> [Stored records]
↓

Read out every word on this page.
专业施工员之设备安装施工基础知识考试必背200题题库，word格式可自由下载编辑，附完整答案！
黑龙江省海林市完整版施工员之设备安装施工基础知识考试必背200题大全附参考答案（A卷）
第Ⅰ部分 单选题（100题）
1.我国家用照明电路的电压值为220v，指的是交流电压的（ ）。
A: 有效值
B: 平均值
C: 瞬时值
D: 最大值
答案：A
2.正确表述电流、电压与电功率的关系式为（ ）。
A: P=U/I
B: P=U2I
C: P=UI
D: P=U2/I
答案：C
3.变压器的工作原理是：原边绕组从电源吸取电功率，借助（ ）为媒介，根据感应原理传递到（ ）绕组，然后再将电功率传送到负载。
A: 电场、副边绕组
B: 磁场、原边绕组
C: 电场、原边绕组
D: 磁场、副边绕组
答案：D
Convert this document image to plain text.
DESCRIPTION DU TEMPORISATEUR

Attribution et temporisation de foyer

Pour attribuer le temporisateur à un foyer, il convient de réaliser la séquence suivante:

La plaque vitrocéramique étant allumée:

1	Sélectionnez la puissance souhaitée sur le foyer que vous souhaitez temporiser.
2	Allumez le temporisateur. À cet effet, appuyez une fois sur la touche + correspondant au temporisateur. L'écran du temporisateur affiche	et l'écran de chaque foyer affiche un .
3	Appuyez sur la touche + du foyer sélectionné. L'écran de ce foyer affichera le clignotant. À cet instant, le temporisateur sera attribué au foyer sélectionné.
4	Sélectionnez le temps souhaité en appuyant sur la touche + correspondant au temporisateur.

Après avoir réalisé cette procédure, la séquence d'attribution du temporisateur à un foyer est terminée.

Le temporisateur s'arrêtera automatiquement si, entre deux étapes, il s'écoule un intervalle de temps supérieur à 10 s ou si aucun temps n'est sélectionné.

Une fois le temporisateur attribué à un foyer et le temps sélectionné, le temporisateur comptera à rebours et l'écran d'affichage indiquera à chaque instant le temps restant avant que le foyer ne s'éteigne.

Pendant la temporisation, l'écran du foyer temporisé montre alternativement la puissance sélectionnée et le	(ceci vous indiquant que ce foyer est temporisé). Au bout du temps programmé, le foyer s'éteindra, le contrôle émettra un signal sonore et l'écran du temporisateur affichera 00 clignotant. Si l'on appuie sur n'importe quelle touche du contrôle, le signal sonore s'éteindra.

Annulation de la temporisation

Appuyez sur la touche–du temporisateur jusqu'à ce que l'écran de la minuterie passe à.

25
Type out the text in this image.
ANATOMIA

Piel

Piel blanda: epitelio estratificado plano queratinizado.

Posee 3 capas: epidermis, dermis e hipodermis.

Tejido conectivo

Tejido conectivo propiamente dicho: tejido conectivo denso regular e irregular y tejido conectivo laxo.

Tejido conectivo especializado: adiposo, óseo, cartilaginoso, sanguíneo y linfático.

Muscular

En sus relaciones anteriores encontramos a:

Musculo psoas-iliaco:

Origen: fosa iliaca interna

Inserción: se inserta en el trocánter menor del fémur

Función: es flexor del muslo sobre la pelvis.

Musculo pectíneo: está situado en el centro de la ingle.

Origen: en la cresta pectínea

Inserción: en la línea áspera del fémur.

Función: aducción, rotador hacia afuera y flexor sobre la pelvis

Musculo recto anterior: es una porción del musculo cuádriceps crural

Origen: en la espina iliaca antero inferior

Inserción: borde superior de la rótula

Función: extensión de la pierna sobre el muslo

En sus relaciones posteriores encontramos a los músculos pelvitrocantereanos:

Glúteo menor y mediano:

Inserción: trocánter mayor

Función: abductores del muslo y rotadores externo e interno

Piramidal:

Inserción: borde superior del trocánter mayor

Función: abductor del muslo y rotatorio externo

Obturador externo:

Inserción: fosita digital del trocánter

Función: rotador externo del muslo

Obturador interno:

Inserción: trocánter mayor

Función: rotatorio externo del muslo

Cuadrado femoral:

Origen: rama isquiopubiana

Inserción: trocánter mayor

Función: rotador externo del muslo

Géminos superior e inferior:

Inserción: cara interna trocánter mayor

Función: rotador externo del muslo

↑

> [GIVEN TASK]
Every line of the records above needs to be given again exactly.

> [FULL RESPONSE]
Read out every word on this page.
专业施工员之设备安装施工基础知识考试必背200题题库，word格式可自由下载编辑，附完整答案！
黑龙江省海林市完整版施工员之设备安装施工基础知识考试必背200题大全附参考答案（A卷）
第Ⅰ部分 单选题（100题）
1.我国家用照明电路的电压值为220v，指的是交流电压的（ ）。
A: 有效值
B: 平均值
C: 瞬时值
D: 最大值
答案：A
2.正确表述电流、电压与电功率的关系式为（ ）。
A: P=U/I
B: P=U2I
C: P=UI
D: P=U2/I
答案：C
3.变压器的工作原理是：原边绕组从电源吸取电功率，借助（ ）为媒介，根据感应原理传递到（ ）绕组，然后再将电功率传送到负载。
A: 电场、副边绕组
B: 磁场、原边绕组
C: 电场、原边绕组
D: 磁场、副边绕组
答案：D
Convert this document image to plain text.
DESCRIPTION DU TEMPORISATEUR

Attribution et temporisation de foyer

Pour attribuer le temporisateur à un foyer, il convient de réaliser la séquence suivante:

La plaque vitrocéramique étant allumée:

1	Sélectionnez la puissance souhaitée sur le foyer que vous souhaitez temporiser.
2	Allumez le temporisateur. À cet effet, appuyez une fois sur la touche + correspondant au temporisateur. L'écran du temporisateur affiche	et l'écran de chaque foyer affiche un .
3	Appuyez sur la touche + du foyer sélectionné. L'écran de ce foyer affichera le clignotant. À cet instant, le temporisateur sera attribué au foyer sélectionné.
4	Sélectionnez le temps souhaité en appuyant sur la touche + correspondant au temporisateur.

Après avoir réalisé cette procédure, la séquence d'attribution du temporisateur à un foyer est terminée.

Le temporisateur s'arrêtera automatiquement si, entre deux étapes, il s'écoule un intervalle de temps supérieur à 10 s ou si aucun temps n'est sélectionné.

Une fois le temporisateur attribué à un foyer et le temps sélectionné, le temporisateur comptera à rebours et l'écran d'affichage indiquera à chaque instant le temps restant avant que le foyer ne s'éteigne.

Pendant la temporisation, l'écran du foyer temporisé montre alternativement la puissance sélectionnée et le	(ceci vous indiquant que ce foyer est temporisé). Au bout du temps programmé, le foyer s'éteindra, le contrôle émettra un signal sonore et l'écran du temporisateur affichera 00 clignotant. Si l'on appuie sur n'importe quelle touche du contrôle, le signal sonore s'éteindra.

Annulation de la temporisation

Appuyez sur la touche–du temporisateur jusqu'à ce que l'écran de la minuterie passe à.

25
Type out the text in this image.
ANATOMIA

Piel

Piel blanda: epitelio estratificado plano queratinizado.

Posee 3 capas: epidermis, dermis e hipodermis.

Tejido conectivo

Tejido conectivo propiamente dicho: tejido conectivo denso regular e irregular y tejido conectivo laxo.

Tejido conectivo especializado: adiposo, óseo, cartilaginoso, sanguíneo y linfático.

Muscular

En sus relaciones anteriores encontramos a:

Musculo psoas-iliaco:

Origen: fosa iliaca interna

Inserción: se inserta en el trocánter menor del fémur

Función: es flexor del muslo sobre la pelvis.

Musculo pectíneo: está situado en el centro de la ingle.

Origen: en la cresta pectínea

Inserción: en la línea áspera del fémur.

Función: aducción, rotador hacia afuera y flexor sobre la pelvis

Musculo recto anterior: es una porción del musculo cuádriceps crural

Origen: en la espina iliaca antero inferior

Inserción: borde superior de la rótula

Función: extensión de la pierna sobre el muslo

En sus relaciones posteriores encontramos a los músculos pelvitrocantereanos:

Glúteo menor y mediano:

Inserción: trocánter mayor

Función: abductores del muslo y rotadores externo e interno

Piramidal:

Inserción: borde superior del trocánter mayor

Función: abductor del muslo y rotatorio externo

Obturador externo:

Inserción: fosita digital del trocánter

Función: rotador externo del muslo

Obturador interno:

Inserción: trocánter mayor

Función: rotatorio externo del muslo

Cuadrado femoral:

Origen: rama isquiopubiana

Inserción: trocánter mayor

Función: rotador externo del muslo

Géminos superior e inferior:

Inserción: cara interna trocánter mayor

Función: rotador externo del muslo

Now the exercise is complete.